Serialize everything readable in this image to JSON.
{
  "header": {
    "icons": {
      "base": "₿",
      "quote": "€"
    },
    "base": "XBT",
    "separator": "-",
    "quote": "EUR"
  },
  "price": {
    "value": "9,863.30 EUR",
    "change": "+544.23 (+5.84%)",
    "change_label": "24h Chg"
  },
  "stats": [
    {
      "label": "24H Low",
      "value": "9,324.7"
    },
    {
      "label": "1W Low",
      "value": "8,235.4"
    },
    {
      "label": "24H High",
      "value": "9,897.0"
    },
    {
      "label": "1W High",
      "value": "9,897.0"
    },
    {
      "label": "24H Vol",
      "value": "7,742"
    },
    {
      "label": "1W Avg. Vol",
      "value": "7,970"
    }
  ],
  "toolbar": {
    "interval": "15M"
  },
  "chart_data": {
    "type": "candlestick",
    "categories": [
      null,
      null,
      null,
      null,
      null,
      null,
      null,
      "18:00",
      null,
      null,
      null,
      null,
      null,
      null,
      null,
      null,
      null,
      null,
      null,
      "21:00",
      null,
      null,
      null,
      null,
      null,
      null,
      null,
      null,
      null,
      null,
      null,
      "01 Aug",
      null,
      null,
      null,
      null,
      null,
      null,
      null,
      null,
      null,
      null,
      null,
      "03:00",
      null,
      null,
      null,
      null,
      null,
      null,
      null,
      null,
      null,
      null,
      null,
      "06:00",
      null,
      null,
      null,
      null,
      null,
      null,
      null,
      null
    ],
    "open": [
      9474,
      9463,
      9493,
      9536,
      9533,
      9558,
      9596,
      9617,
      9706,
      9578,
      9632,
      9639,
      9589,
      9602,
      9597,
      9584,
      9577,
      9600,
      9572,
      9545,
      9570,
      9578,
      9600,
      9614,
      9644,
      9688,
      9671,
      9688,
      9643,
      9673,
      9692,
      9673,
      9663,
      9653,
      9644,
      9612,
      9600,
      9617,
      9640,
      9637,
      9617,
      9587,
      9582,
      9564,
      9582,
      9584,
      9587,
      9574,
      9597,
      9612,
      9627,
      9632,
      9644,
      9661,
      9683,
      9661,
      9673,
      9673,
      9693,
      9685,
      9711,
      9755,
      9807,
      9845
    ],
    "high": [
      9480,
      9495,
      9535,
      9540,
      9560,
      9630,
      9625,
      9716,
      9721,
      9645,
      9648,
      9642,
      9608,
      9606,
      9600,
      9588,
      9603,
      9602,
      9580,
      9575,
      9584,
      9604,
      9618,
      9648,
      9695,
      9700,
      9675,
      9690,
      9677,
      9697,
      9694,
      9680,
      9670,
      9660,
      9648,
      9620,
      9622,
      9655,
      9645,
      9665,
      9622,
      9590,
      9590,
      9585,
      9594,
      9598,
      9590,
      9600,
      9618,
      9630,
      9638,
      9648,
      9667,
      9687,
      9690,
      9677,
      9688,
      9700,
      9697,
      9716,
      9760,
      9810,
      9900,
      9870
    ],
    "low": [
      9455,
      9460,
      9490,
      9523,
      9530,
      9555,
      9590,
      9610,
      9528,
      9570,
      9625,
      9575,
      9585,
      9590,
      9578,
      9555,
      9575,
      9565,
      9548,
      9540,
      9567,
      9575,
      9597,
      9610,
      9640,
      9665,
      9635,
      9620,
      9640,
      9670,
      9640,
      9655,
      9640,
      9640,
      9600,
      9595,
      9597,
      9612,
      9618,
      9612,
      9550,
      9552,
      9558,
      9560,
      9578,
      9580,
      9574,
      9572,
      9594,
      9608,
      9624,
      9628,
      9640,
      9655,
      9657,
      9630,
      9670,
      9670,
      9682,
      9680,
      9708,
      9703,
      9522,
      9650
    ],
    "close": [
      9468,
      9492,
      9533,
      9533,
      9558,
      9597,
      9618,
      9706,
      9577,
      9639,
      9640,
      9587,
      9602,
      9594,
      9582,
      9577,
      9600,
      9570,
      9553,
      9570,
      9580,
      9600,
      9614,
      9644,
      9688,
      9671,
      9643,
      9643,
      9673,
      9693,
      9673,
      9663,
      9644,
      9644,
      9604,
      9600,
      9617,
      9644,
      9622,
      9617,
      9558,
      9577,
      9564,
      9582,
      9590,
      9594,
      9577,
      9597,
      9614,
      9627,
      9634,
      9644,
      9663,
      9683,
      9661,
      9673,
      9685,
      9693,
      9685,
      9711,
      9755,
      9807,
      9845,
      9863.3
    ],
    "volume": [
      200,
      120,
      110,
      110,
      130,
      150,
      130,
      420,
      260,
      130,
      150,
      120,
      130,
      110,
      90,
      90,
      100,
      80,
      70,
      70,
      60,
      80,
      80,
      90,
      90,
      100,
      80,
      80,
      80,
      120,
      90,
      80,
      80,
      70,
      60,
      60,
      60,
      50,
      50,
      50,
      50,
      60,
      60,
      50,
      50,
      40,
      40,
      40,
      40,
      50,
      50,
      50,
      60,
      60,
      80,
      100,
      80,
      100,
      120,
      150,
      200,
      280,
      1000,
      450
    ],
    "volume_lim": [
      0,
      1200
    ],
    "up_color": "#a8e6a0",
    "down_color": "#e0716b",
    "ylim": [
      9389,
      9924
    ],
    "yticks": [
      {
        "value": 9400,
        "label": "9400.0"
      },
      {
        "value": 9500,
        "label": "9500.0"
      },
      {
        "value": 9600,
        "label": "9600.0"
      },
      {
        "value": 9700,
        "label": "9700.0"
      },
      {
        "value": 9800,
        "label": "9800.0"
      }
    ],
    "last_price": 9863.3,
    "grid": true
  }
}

- - - - - - -

TASK PROMPT:
Each record should come back exactly as written.

WORKED SOLUTION:
Serialize everything readable in this image to JSON.
{
  "header": {
    "icons": {
      "base": "₿",
      "quote": "€"
    },
    "base": "XBT",
    "separator": "-",
    "quote": "EUR"
  },
  "price": {
    "value": "9,863.30 EUR",
    "change": "+544.23 (+5.84%)",
    "change_label": "24h Chg"
  },
  "stats": [
    {
      "label": "24H Low",
      "value": "9,324.7"
    },
    {
      "label": "1W Low",
      "value": "8,235.4"
    },
    {
      "label": "24H High",
      "value": "9,897.0"
    },
    {
      "label": "1W High",
      "value": "9,897.0"
    },
    {
      "label": "24H Vol",
      "value": "7,742"
    },
    {
      "label": "1W Avg. Vol",
      "value": "7,970"
    }
  ],
  "toolbar": {
    "interval": "15M"
  },
  "chart_data": {
    "type": "candlestick",
    "categories": [
      null,
      null,
      null,
      null,
      null,
      null,
      null,
      "18:00",
      null,
      null,
      null,
      null,
      null,
      null,
      null,
      null,
      null,
      null,
      null,
      "21:00",
      null,
      null,
      null,
      null,
      null,
      null,
      null,
      null,
      null,
      null,
      null,
      "01 Aug",
      null,
      null,
      null,
      null,
      null,
      null,
      null,
      null,
      null,
      null,
      null,
      "03:00",
      null,
      null,
      null,
      null,
      null,
      null,
      null,
      null,
      null,
      null,
      null,
      "06:00",
      null,
      null,
      null,
      null,
      null,
      null,
      null,
      null
    ],
    "open": [
      9474,
      9463,
      9493,
      9536,
      9533,
      9558,
      9596,
      9617,
      9706,
      9578,
      9632,
      9639,
      9589,
      9602,
      9597,
      9584,
      9577,
      9600,
      9572,
      9545,
      9570,
      9578,
      9600,
      9614,
      9644,
      9688,
      9671,
      9688,
      9643,
      9673,
      9692,
      9673,
      9663,
      9653,
      9644,
      9612,
      9600,
      9617,
      9640,
      9637,
      9617,
      9587,
      9582,
      9564,
      9582,
      9584,
      9587,
      9574,
      9597,
      9612,
      9627,
      9632,
      9644,
      9661,
      9683,
      9661,
      9673,
      9673,
      9693,
      9685,
      9711,
      9755,
      9807,
      9845
    ],
    "high": [
      9480,
      9495,
      9535,
      9540,
      9560,
      9630,
      9625,
      9716,
      9721,
      9645,
      9648,
      9642,
      9608,
      9606,
      9600,
      9588,
      9603,
      9602,
      9580,
      9575,
      9584,
      9604,
      9618,
      9648,
      9695,
      9700,
      9675,
      9690,
      9677,
      9697,
      9694,
      9680,
      9670,
      9660,
      9648,
      9620,
      9622,
      9655,
      9645,
      9665,
      9622,
      9590,
      9590,
      9585,
      9594,
      9598,
      9590,
      9600,
      9618,
      9630,
      9638,
      9648,
      9667,
      9687,
      9690,
      9677,
      9688,
      9700,
      9697,
      9716,
      9760,
      9810,
      9900,
      9870
    ],
    "low": [
      9455,
      9460,
      9490,
      9523,
      9530,
      9555,
      9590,
      9610,
      9528,
      9570,
      9625,
      9575,
      9585,
      9590,
      9578,
      9555,
      9575,
      9565,
      9548,
      9540,
      9567,
      9575,
      9597,
      9610,
      9640,
      9665,
      9635,
      9620,
      9640,
      9670,
      9640,
      9655,
      9640,
      9640,
      9600,
      9595,
      9597,
      9612,
      9618,
      9612,
      9550,
      9552,
      9558,
      9560,
      9578,
      9580,
      9574,
      9572,
      9594,
      9608,
      9624,
      9628,
      9640,
      9655,
      9657,
      9630,
      9670,
      9670,
      9682,
      9680,
      9708,
      9703,
      9522,
      9650
    ],
    "close": [
      9468,
      9492,
      9533,
      9533,
      9558,
      9597,
      9618,
      9706,
      9577,
      9639,
      9640,
      9587,
      9602,
      9594,
      9582,
      9577,
      9600,
      9570,
      9553,
      9570,
      9580,
      9600,
      9614,
      9644,
      9688,
      9671,
      9643,
      9643,
      9673,
      9693,
      9673,
      9663,
      9644,
      9644,
      9604,
      9600,
      9617,
      9644,
      9622,
      9617,
      9558,
      9577,
      9564,
      9582,
      9590,
      9594,
      9577,
      9597,
      9614,
      9627,
      9634,
      9644,
      9663,
      9683,
      9661,
      9673,
      9685,
      9693,
      9685,
      9711,
      9755,
      9807,
      9845,
      9863.3
    ],
    "volume": [
      200,
      120,
      110,
      110,
      130,
      150,
      130,
      420,
      260,
      130,
      150,
      120,
      130,
      110,
      90,
      90,
      100,
      80,
      70,
      70,
      60,
      80,
      80,
      90,
      90,
      100,
      80,
      80,
      80,
      120,
      90,
      80,
      80,
      70,
      60,
      60,
      60,
      50,
      50,
      50,
      50,
      60,
      60,
      50,
      50,
      40,
      40,
      40,
      40,
      50,
      50,
      50,
      60,
      60,
      80,
      100,
      80,
      100,
      120,
      150,
      200,
      280,
      1000,
      450
    ],
    "volume_lim": [
      0,
      1200
    ],
    "up_color": "#a8e6a0",
    "down_color": "#e0716b",
    "ylim": [
      9389,
      9924
    ],
    "yticks": [
      {
        "value": 9400,
        "label": "9400.0"
      },
      {
        "value": 9500,
        "label": "9500.0"
      },
      {
        "value": 9600,
        "label": "9600.0"
      },
      {
        "value": 9700,
        "label": "9700.0"
      },
      {
        "value": 9800,
        "label": "9800.0"
      }
    ],
    "last_price": 9863.3,
    "grid": true
  }
}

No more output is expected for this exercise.